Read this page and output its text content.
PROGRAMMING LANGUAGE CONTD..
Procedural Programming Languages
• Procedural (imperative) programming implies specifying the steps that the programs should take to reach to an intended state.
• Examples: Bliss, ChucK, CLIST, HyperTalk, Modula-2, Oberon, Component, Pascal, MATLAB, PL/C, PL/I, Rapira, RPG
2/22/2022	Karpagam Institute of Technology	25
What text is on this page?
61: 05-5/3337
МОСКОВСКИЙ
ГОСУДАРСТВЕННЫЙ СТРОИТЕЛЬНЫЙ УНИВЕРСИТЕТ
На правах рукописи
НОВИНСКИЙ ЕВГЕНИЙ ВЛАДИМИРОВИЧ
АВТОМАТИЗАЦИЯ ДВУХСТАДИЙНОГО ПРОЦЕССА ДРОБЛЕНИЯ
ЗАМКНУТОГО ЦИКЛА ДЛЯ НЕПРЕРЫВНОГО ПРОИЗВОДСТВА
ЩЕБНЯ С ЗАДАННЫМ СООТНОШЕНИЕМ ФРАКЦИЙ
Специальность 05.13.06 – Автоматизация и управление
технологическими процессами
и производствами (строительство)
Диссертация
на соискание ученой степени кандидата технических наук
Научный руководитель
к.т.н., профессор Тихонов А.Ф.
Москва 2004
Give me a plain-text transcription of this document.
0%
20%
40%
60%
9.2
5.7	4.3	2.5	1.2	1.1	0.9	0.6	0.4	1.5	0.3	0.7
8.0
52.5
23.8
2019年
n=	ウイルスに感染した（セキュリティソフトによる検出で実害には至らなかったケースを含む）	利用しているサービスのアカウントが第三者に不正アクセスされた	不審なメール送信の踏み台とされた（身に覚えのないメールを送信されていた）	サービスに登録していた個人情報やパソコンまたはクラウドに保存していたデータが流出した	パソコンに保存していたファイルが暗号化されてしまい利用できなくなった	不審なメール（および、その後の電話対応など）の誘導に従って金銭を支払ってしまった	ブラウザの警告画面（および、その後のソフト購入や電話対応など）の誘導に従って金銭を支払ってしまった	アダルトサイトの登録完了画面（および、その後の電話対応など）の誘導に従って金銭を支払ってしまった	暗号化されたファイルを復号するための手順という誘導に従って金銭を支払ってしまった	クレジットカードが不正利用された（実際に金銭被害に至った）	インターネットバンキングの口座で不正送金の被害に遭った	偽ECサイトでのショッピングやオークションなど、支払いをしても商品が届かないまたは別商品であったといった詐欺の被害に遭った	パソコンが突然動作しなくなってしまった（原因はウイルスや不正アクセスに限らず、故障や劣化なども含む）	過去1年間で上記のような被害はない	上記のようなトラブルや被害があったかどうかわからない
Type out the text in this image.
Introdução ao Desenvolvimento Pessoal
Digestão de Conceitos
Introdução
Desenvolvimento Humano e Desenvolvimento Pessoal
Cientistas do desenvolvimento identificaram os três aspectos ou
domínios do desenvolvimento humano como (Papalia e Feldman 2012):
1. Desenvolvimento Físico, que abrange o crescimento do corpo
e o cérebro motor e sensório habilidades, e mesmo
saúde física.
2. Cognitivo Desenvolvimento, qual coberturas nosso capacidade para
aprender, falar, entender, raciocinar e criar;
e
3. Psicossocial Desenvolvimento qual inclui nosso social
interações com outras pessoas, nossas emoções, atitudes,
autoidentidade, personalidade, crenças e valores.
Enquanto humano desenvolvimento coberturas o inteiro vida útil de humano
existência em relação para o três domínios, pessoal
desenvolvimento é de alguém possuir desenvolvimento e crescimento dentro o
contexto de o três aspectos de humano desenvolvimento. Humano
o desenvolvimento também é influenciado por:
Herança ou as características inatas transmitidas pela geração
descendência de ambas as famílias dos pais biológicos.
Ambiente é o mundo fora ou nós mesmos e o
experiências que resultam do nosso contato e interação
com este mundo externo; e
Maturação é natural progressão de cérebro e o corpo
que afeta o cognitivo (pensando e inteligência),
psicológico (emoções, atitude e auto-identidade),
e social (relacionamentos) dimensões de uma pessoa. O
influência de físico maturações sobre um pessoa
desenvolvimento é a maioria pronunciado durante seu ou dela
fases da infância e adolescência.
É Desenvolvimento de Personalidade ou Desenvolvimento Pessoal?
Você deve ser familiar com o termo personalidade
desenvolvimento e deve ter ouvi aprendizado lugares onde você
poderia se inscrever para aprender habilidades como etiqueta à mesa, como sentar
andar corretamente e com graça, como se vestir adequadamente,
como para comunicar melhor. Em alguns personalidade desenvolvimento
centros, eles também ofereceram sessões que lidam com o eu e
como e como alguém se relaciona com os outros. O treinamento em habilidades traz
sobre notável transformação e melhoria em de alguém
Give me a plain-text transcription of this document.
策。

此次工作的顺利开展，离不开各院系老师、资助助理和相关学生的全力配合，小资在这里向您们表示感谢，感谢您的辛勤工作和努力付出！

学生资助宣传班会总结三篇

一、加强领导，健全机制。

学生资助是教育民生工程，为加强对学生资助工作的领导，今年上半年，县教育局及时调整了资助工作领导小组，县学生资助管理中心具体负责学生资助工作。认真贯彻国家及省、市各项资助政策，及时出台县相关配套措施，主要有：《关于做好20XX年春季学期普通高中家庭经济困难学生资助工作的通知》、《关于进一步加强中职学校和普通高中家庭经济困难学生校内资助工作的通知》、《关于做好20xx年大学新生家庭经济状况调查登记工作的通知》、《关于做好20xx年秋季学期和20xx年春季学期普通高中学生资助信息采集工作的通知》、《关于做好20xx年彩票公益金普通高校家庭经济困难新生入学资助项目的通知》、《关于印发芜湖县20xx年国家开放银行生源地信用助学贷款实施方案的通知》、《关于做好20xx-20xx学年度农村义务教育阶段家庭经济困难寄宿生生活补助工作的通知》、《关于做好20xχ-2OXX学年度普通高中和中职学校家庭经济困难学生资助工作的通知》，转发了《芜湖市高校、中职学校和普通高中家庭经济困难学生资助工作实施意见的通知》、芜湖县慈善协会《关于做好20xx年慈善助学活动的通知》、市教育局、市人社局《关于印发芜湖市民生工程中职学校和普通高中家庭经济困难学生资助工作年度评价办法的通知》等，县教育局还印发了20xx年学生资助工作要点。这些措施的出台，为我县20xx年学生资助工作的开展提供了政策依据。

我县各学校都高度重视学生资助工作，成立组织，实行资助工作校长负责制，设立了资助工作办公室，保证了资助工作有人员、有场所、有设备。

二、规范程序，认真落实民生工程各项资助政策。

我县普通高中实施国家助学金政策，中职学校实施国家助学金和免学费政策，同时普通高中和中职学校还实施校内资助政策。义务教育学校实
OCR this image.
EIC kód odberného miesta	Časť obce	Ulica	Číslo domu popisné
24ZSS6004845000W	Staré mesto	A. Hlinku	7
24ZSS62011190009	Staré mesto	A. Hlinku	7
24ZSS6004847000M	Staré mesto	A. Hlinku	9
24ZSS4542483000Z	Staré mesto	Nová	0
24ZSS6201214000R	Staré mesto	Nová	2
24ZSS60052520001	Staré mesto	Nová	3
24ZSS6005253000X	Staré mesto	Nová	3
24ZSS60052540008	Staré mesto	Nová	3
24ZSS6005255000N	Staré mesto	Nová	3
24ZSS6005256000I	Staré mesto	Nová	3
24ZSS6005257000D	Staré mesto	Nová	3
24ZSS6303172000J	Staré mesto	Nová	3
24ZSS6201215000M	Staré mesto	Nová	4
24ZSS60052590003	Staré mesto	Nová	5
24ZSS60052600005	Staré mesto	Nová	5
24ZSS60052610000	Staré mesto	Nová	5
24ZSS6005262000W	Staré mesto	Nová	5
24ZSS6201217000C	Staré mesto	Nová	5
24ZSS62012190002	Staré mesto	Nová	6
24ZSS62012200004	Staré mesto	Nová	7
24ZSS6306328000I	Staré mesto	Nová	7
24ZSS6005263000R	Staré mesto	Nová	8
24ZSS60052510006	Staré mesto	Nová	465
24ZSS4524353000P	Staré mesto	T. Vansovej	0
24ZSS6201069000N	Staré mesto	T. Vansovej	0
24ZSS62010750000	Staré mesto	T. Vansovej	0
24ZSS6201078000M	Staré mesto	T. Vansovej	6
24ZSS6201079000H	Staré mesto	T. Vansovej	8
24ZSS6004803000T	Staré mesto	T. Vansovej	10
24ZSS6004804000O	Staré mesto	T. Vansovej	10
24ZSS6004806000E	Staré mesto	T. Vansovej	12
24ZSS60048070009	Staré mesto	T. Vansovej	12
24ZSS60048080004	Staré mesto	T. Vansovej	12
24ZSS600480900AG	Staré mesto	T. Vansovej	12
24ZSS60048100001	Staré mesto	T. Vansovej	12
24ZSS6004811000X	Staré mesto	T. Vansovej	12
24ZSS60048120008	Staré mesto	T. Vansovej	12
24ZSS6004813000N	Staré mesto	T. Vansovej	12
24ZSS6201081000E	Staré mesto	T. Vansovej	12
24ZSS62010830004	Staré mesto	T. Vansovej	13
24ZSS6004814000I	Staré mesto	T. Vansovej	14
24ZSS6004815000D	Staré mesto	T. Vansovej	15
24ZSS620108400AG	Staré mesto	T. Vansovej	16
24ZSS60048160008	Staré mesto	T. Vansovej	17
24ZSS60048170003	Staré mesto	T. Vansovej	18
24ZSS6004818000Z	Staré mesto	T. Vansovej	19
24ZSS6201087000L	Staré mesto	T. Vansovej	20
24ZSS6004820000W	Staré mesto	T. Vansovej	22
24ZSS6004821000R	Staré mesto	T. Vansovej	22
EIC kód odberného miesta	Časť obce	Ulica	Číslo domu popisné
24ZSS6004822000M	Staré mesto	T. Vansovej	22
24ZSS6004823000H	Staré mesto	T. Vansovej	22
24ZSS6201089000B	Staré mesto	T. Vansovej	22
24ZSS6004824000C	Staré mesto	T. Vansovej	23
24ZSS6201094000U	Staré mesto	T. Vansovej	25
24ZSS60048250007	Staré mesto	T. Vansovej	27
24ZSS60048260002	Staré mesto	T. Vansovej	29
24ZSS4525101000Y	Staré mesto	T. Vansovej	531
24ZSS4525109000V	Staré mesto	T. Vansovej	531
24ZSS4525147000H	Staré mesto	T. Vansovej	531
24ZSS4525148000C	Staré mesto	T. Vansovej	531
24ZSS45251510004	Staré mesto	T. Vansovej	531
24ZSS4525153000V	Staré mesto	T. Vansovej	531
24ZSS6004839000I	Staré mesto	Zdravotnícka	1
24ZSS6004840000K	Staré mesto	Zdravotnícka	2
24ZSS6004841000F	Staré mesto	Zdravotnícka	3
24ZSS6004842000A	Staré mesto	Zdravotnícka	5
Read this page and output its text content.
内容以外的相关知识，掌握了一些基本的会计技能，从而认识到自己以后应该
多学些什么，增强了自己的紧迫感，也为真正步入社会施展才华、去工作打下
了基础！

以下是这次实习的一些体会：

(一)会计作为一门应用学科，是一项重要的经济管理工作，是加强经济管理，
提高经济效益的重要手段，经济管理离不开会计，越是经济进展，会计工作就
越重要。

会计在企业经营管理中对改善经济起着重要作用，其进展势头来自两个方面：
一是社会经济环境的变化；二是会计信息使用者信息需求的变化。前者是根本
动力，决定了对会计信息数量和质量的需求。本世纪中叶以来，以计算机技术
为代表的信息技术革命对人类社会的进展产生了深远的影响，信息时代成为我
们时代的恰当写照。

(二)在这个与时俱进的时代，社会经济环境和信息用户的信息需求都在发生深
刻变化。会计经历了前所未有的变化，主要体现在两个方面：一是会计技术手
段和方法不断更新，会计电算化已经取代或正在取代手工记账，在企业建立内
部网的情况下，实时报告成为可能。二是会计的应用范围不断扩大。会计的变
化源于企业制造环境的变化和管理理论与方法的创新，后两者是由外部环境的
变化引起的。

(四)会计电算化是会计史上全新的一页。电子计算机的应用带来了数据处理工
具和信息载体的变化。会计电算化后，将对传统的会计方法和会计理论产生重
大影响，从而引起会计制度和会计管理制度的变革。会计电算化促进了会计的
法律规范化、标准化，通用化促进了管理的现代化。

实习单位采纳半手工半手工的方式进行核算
....................
Provide solely the number of lines in the data that include the word "Procedural".

2